_What you should do_: In the entries below, find every line holding the string "right" and collect it.

_Excerpted data_:
::::::
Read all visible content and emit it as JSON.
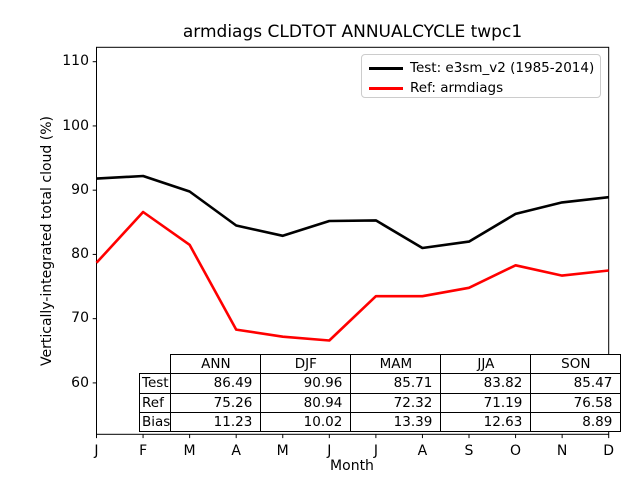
{
  "title": "armdiags CLDTOT ANNUALCYCLE twpc1",
  "colors": {
    "test_line": "#000000",
    "ref_line": "#ff0000",
    "axis": "#000000",
    "legend_border": "#cccccc"
  },
  "legend": {
    "items": [
      {
        "label": "Test: e3sm_v2 (1985-2014)",
        "color": "#000000"
      },
      {
        "label": "Ref: armdiags",
        "color": "#ff0000"
      }
    ]
  },
  "chart_data": {
    "type": "line",
    "title": "armdiags CLDTOT ANNUALCYCLE twpc1",
    "xlabel": "Month",
    "ylabel": "Vertically-integrated total cloud (%)",
    "categories": [
      "J",
      "F",
      "M",
      "A",
      "M",
      "J",
      "J",
      "A",
      "S",
      "O",
      "N",
      "D"
    ],
    "yticks": [
      110,
      100,
      90,
      80,
      70,
      60
    ],
    "ylim": [
      52.0,
      112.24
    ],
    "xlim": [
      0,
      11
    ],
    "grid": false,
    "legend_position": "upper right",
    "series": [
      {
        "name": "Test: e3sm_v2 (1985-2014)",
        "color": "#000000",
        "values": [
          91.8,
          92.2,
          89.8,
          84.5,
          82.9,
          85.2,
          85.3,
          81.0,
          82.0,
          86.3,
          88.1,
          88.9
        ]
      },
      {
        "name": "Ref: armdiags",
        "color": "#ff0000",
        "values": [
          78.7,
          86.6,
          81.5,
          68.3,
          67.2,
          66.6,
          73.5,
          73.5,
          74.8,
          78.3,
          76.7,
          77.5
        ]
      }
    ]
  },
  "table": {
    "col_headers": [
      "ANN",
      "DJF",
      "MAM",
      "JJA",
      "SON"
    ],
    "rows": [
      {
        "label": "Test",
        "values": [
          "86.49",
          "90.96",
          "85.71",
          "83.82",
          "85.47"
        ]
      },
      {
        "label": "Ref",
        "values": [
          "75.26",
          "80.94",
          "72.32",
          "71.19",
          "76.58"
        ]
      },
      {
        "label": "Bias",
        "values": [
          "11.23",
          "10.02",
          "13.39",
          "12.63",
          "8.89"
        ]
      }
    ]
  }
}
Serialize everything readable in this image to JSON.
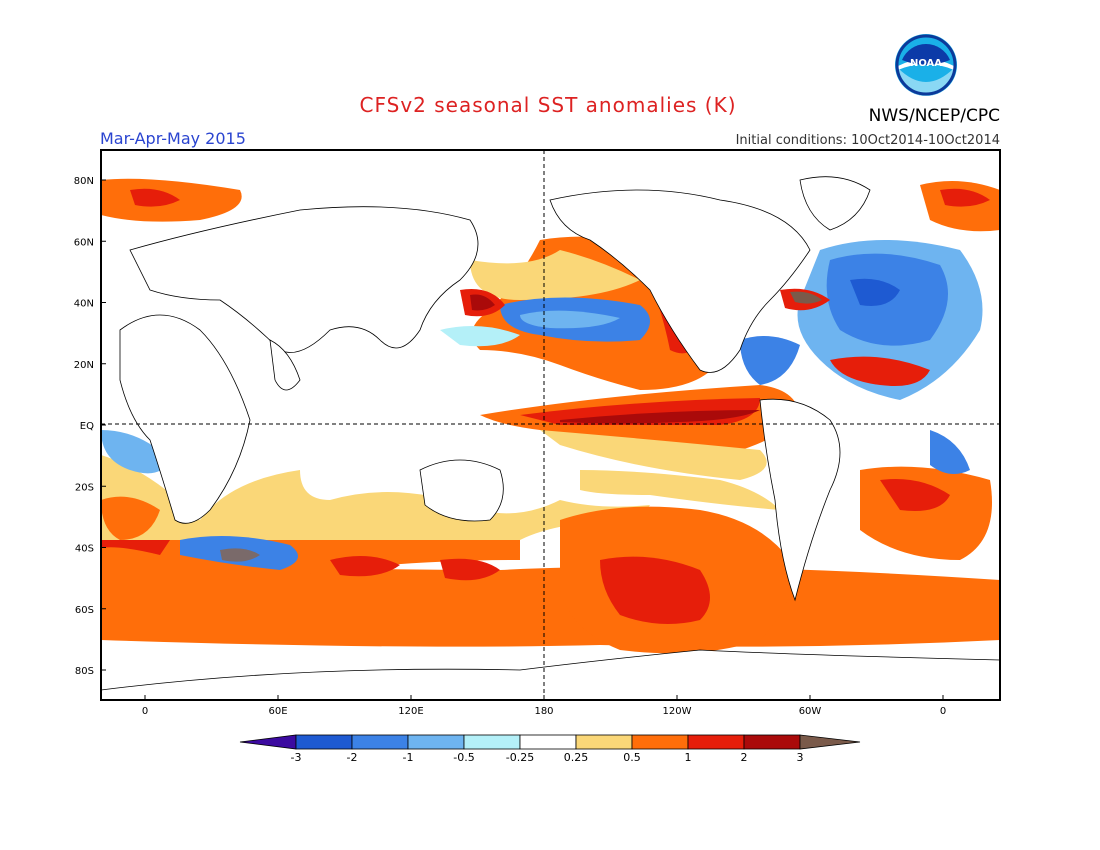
{
  "title": "CFSv2 seasonal SST anomalies (K)",
  "period": "Mar-Apr-May 2015",
  "agency": "NWS/NCEP/CPC",
  "logo_text": "NOAA",
  "initial_conditions": "Initial conditions: 10Oct2014-10Oct2014",
  "map": {
    "lat_ticks": [
      "80N",
      "60N",
      "40N",
      "20N",
      "EQ",
      "20S",
      "40S",
      "60S",
      "80S"
    ],
    "lon_ticks": [
      "0",
      "60E",
      "120E",
      "180",
      "120W",
      "60W",
      "0"
    ]
  },
  "colorbar": {
    "labels": [
      "-3",
      "-2",
      "-1",
      "-0.5",
      "-0.25",
      "0.25",
      "0.5",
      "1",
      "2",
      "3"
    ],
    "colors": [
      "#3c0aa0",
      "#1e5ad2",
      "#3c82e6",
      "#6eb4f0",
      "#b4f0f8",
      "#ffffff",
      "#fad778",
      "#ff6e0a",
      "#e61e0a",
      "#aa0a0a",
      "#7a5a4a"
    ]
  },
  "colors": {
    "title": "#dd2222",
    "period": "#2a44d0",
    "coast": "#000000"
  }
}
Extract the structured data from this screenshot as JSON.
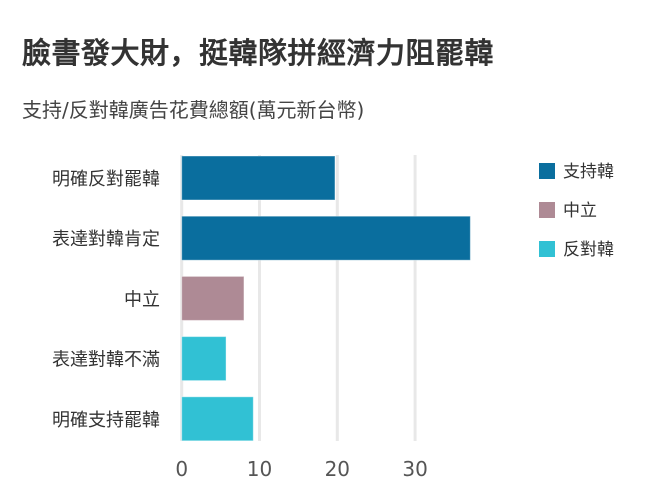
{
  "title": "臉書發大財，挺韓隊拼經濟力阻罷韓",
  "subtitle": "支持/反對韓廣告花費總額(萬元新台幣)",
  "chart_data": {
    "type": "bar",
    "orientation": "horizontal",
    "categories": [
      "明確反對罷韓",
      "表達對韓肯定",
      "中立",
      "表達對韓不滿",
      "明確支持罷韓"
    ],
    "values": [
      19.7,
      37.1,
      8.0,
      5.7,
      9.2
    ],
    "category_groups": [
      "支持韓",
      "支持韓",
      "中立",
      "反對韓",
      "反對韓"
    ],
    "xlim": [
      0,
      38
    ],
    "xticks": [
      0,
      10,
      20,
      30
    ],
    "grid": true,
    "legend_position": "right",
    "legend": [
      {
        "name": "支持韓",
        "color": "#0a6e9e"
      },
      {
        "name": "中立",
        "color": "#ae8a95"
      },
      {
        "name": "反對韓",
        "color": "#31c1d4"
      }
    ]
  }
}
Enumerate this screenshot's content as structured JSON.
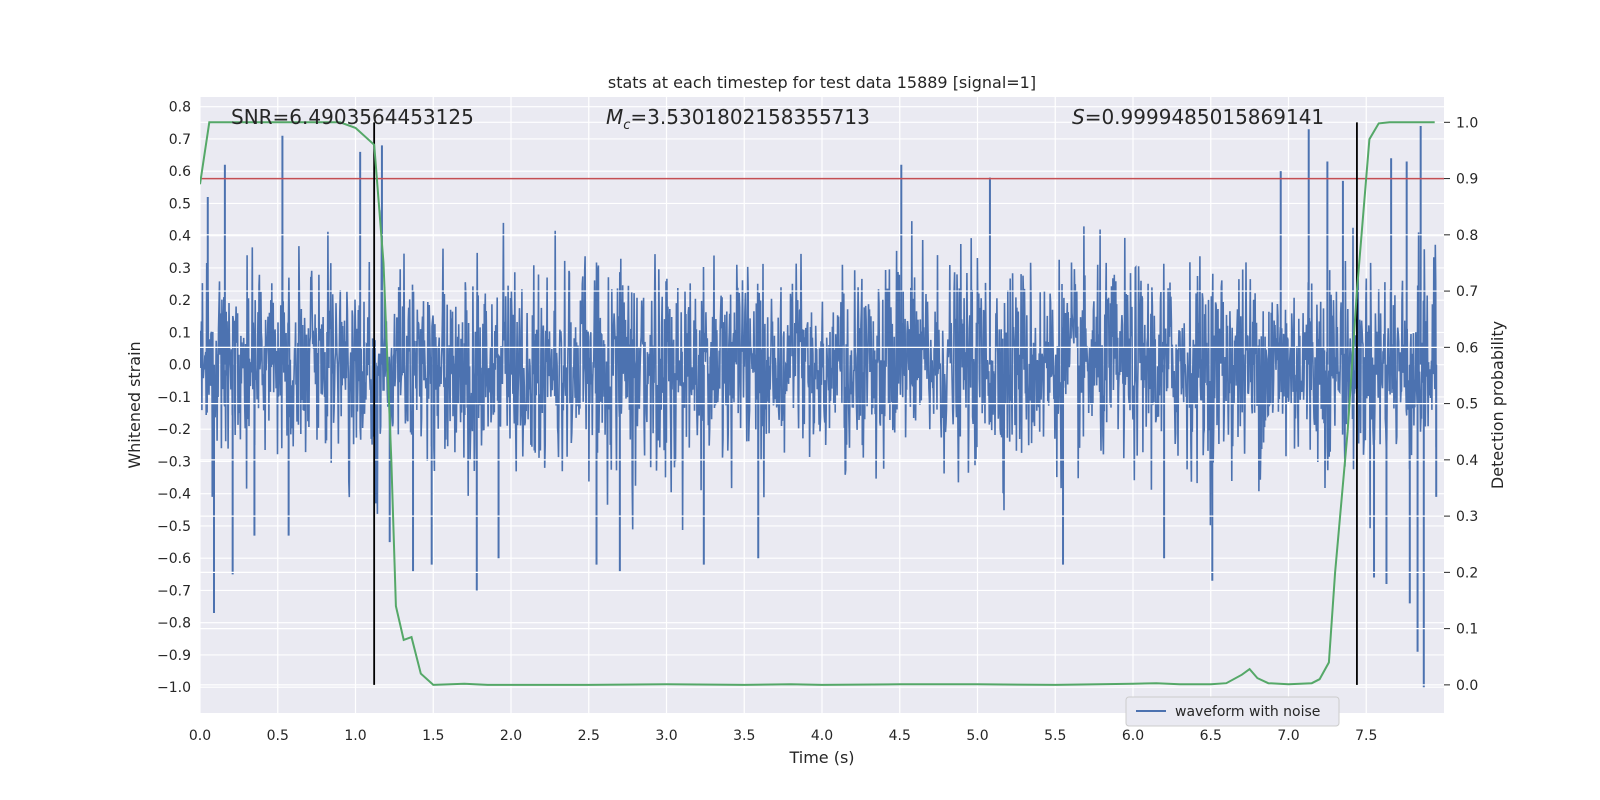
{
  "chart_data": {
    "type": "line",
    "title": "stats at each timestep for test data 15889 [signal=1]",
    "xlabel": "Time (s)",
    "ylabel": "Whitened strain",
    "y2label": "Detection probability",
    "xlim": [
      0.0,
      8.0
    ],
    "ylim": [
      -1.08,
      0.83
    ],
    "y2lim": [
      -0.05,
      1.045
    ],
    "x_ticks": [
      0.0,
      0.5,
      1.0,
      1.5,
      2.0,
      2.5,
      3.0,
      3.5,
      4.0,
      4.5,
      5.0,
      5.5,
      6.0,
      6.5,
      7.0,
      7.5
    ],
    "x_tick_labels": [
      "0.0",
      "0.5",
      "1.0",
      "1.5",
      "2.0",
      "2.5",
      "3.0",
      "3.5",
      "4.0",
      "4.5",
      "5.0",
      "5.5",
      "6.0",
      "6.5",
      "7.0",
      "7.5"
    ],
    "y_ticks": [
      0.8,
      0.7,
      0.6,
      0.5,
      0.4,
      0.3,
      0.2,
      0.1,
      0.0,
      -0.1,
      -0.2,
      -0.3,
      -0.4,
      -0.5,
      -0.6,
      -0.7,
      -0.8,
      -0.9,
      -1.0
    ],
    "y_tick_labels": [
      "0.8",
      "0.7",
      "0.6",
      "0.5",
      "0.4",
      "0.3",
      "0.2",
      "0.1",
      "0.0",
      "−0.1",
      "−0.2",
      "−0.3",
      "−0.4",
      "−0.5",
      "−0.6",
      "−0.7",
      "−0.8",
      "−0.9",
      "−1.0"
    ],
    "y2_ticks": [
      1.0,
      0.9,
      0.8,
      0.7,
      0.6,
      0.5,
      0.4,
      0.3,
      0.2,
      0.1,
      0.0
    ],
    "y2_tick_labels": [
      "1.0",
      "0.9",
      "0.8",
      "0.7",
      "0.6",
      "0.5",
      "0.4",
      "0.3",
      "0.2",
      "0.1",
      "0.0"
    ],
    "grid": true,
    "legend_placement": "lower-right",
    "annotations": {
      "snr": "SNR=6.4903564453125",
      "mc_symbol": "M",
      "mc_subscript": "c",
      "mc_value": "=3.5301802158355713",
      "s_symbol": "S",
      "s_value": "=0.9999485015869141"
    },
    "threshold": {
      "y2": 0.9,
      "color": "#c44e52"
    },
    "vertical_markers": {
      "x": [
        1.12,
        7.44
      ],
      "color": "#000000"
    },
    "series": [
      {
        "name": "waveform with noise",
        "axis": "left",
        "color": "#4c72b0",
        "envelope_typical": 0.3,
        "peak_spikes": [
          {
            "x": 0.05,
            "y": 0.52
          },
          {
            "x": 0.08,
            "y": -0.41
          },
          {
            "x": 0.09,
            "y": -0.77
          },
          {
            "x": 0.16,
            "y": 0.62
          },
          {
            "x": 0.21,
            "y": -0.65
          },
          {
            "x": 0.35,
            "y": -0.53
          },
          {
            "x": 0.53,
            "y": 0.71
          },
          {
            "x": 0.57,
            "y": -0.53
          },
          {
            "x": 1.03,
            "y": 0.66
          },
          {
            "x": 1.13,
            "y": -0.43
          },
          {
            "x": 1.17,
            "y": 0.68
          },
          {
            "x": 1.22,
            "y": -0.55
          },
          {
            "x": 1.37,
            "y": -0.64
          },
          {
            "x": 1.49,
            "y": -0.62
          },
          {
            "x": 1.78,
            "y": -0.7
          },
          {
            "x": 1.92,
            "y": -0.6
          },
          {
            "x": 2.55,
            "y": -0.62
          },
          {
            "x": 2.7,
            "y": -0.64
          },
          {
            "x": 3.24,
            "y": -0.62
          },
          {
            "x": 3.59,
            "y": -0.6
          },
          {
            "x": 4.51,
            "y": 0.62
          },
          {
            "x": 5.08,
            "y": 0.58
          },
          {
            "x": 5.55,
            "y": -0.62
          },
          {
            "x": 6.2,
            "y": -0.6
          },
          {
            "x": 6.51,
            "y": -0.67
          },
          {
            "x": 6.95,
            "y": 0.6
          },
          {
            "x": 7.13,
            "y": 0.73
          },
          {
            "x": 7.25,
            "y": 0.63
          },
          {
            "x": 7.35,
            "y": 0.57
          },
          {
            "x": 7.55,
            "y": -0.66
          },
          {
            "x": 7.63,
            "y": -0.68
          },
          {
            "x": 7.66,
            "y": 0.64
          },
          {
            "x": 7.76,
            "y": 0.63
          },
          {
            "x": 7.78,
            "y": -0.74
          },
          {
            "x": 7.83,
            "y": -0.89
          },
          {
            "x": 7.85,
            "y": 0.74
          },
          {
            "x": 7.87,
            "y": -1.0
          },
          {
            "x": 7.95,
            "y": -0.41
          }
        ]
      },
      {
        "name": "",
        "axis": "right",
        "color": "#55a868",
        "x": [
          0.0,
          0.06,
          0.2,
          0.5,
          0.9,
          1.0,
          1.12,
          1.18,
          1.23,
          1.26,
          1.31,
          1.36,
          1.42,
          1.5,
          1.7,
          1.85,
          2.5,
          3.0,
          3.5,
          3.8,
          4.0,
          4.5,
          5.0,
          5.5,
          6.0,
          6.15,
          6.3,
          6.5,
          6.6,
          6.7,
          6.75,
          6.8,
          6.87,
          7.0,
          7.15,
          7.2,
          7.26,
          7.3,
          7.38,
          7.44,
          7.52,
          7.58,
          7.65,
          7.8,
          7.94
        ],
        "y": [
          0.89,
          1.0,
          1.0,
          1.0,
          1.0,
          0.99,
          0.96,
          0.75,
          0.4,
          0.14,
          0.08,
          0.085,
          0.02,
          0.0,
          0.002,
          0.0,
          0.0,
          0.001,
          0.0,
          0.001,
          0.0,
          0.001,
          0.001,
          0.0,
          0.002,
          0.003,
          0.001,
          0.001,
          0.003,
          0.018,
          0.028,
          0.012,
          0.003,
          0.001,
          0.003,
          0.01,
          0.04,
          0.2,
          0.45,
          0.7,
          0.97,
          0.998,
          1.0,
          1.0,
          1.0
        ]
      }
    ]
  }
}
::::::
_The output_:
    "legend_position": "upper right",
    "legend_position": "right",
    "legend_placement": "lower-right",
        "axis": "right",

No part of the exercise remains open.